--- WRITTEN REQUEST ---
Everything from the line containing "Transcribe this image's" through the last line of the records below should be printed exactly, please, and nothing else.

Collected data:
--

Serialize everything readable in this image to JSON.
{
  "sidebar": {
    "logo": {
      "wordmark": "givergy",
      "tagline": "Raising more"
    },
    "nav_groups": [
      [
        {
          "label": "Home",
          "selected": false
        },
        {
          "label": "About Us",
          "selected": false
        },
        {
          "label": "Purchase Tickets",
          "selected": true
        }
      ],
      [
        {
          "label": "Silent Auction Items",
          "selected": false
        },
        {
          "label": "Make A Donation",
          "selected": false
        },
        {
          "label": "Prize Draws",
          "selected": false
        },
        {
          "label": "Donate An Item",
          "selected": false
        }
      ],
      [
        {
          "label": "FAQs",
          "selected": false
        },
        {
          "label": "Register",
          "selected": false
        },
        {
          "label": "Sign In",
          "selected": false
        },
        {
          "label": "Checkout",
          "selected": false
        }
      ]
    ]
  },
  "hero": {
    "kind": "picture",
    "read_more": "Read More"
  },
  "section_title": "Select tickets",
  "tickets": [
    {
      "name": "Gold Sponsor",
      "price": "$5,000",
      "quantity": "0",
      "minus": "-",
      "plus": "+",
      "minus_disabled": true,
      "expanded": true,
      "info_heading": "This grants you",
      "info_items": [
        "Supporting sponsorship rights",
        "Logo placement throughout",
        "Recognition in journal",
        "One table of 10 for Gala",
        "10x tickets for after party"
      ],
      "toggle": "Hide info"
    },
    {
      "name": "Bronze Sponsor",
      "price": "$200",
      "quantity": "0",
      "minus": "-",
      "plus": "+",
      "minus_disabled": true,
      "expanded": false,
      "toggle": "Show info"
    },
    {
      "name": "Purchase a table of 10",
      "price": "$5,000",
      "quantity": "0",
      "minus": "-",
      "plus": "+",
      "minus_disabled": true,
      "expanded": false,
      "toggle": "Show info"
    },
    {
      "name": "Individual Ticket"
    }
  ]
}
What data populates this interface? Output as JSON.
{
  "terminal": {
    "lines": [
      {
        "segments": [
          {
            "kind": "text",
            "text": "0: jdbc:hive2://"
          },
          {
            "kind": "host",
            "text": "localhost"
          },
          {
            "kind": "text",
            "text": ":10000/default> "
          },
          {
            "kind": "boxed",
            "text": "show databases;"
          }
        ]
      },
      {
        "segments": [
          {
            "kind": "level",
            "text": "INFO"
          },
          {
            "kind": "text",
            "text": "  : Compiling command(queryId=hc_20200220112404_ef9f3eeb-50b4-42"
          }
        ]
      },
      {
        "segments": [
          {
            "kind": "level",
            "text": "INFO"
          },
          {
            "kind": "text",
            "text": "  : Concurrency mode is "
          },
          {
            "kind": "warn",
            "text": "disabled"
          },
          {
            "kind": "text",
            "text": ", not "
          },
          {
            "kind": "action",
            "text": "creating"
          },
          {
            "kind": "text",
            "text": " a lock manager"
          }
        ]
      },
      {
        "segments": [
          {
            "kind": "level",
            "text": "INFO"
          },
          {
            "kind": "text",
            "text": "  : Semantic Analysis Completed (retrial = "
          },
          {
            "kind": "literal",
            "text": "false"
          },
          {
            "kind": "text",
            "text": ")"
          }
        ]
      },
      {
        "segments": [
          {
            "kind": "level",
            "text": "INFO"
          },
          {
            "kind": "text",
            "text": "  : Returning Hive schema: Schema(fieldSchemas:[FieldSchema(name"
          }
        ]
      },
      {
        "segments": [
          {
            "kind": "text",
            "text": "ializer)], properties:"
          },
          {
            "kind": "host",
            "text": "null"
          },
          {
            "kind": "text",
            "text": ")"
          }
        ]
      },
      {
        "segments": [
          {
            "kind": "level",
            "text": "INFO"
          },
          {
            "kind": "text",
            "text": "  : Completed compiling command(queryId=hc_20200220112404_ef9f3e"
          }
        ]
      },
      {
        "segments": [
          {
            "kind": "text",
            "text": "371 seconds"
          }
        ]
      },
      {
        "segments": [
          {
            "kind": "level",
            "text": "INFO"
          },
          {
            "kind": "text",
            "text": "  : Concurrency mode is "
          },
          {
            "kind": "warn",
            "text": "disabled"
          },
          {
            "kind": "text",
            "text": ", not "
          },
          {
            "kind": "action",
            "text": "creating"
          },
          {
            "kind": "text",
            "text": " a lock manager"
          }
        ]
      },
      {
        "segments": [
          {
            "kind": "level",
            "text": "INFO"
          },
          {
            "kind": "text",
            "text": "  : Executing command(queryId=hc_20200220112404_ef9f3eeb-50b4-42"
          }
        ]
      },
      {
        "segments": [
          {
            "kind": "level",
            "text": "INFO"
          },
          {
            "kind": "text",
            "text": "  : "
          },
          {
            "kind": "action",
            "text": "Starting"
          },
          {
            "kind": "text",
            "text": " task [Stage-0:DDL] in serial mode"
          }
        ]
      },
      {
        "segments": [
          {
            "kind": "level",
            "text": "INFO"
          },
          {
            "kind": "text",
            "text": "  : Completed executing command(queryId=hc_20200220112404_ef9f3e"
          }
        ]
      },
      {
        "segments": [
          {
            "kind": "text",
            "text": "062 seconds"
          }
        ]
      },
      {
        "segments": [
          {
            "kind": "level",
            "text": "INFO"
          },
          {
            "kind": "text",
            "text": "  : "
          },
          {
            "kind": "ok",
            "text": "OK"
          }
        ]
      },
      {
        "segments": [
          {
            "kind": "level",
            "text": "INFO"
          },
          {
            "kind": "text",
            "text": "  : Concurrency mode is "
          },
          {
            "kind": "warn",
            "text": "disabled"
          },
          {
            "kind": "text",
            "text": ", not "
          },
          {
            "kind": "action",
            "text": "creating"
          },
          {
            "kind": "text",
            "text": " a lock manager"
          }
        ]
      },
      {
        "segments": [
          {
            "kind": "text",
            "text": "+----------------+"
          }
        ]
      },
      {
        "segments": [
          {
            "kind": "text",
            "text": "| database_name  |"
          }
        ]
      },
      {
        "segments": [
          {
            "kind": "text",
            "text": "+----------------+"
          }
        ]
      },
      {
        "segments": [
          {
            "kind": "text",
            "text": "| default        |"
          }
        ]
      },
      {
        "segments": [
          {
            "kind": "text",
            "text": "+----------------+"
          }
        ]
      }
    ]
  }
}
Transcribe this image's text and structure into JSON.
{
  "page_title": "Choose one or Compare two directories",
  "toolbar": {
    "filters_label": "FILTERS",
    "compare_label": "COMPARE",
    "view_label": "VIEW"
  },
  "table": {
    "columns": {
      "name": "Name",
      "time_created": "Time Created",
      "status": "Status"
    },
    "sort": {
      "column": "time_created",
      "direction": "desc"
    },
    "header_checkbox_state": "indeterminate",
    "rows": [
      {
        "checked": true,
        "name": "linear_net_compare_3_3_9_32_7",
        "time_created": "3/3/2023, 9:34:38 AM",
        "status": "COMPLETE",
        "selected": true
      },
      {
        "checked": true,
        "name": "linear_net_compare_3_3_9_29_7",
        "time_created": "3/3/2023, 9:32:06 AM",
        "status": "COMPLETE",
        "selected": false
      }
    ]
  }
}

--

--- RESULT OF THE TASK ---
Transcribe this image's text and structure into JSON.
{
  "page_title": "Choose one or Compare two directories",
  "toolbar": {
    "filters_label": "FILTERS",
    "compare_label": "COMPARE",
    "view_label": "VIEW"
  },
  "table": {
    "columns": {
      "name": "Name",
      "time_created": "Time Created",
      "status": "Status"
    },
    "sort": {
      "column": "time_created",
      "direction": "desc"
    },
    "header_checkbox_state": "indeterminate",
    "rows": [
      {
        "checked": true,
        "name": "linear_net_compare_3_3_9_32_7",
        "time_created": "3/3/2023, 9:34:38 AM",
        "status": "COMPLETE",
        "selected": true
      },
      {
        "checked": true,
        "name": "linear_net_compare_3_3_9_29_7",
        "time_created": "3/3/2023, 9:32:06 AM",
        "status": "COMPLETE",
        "selected": false
      }
    ]
  }
}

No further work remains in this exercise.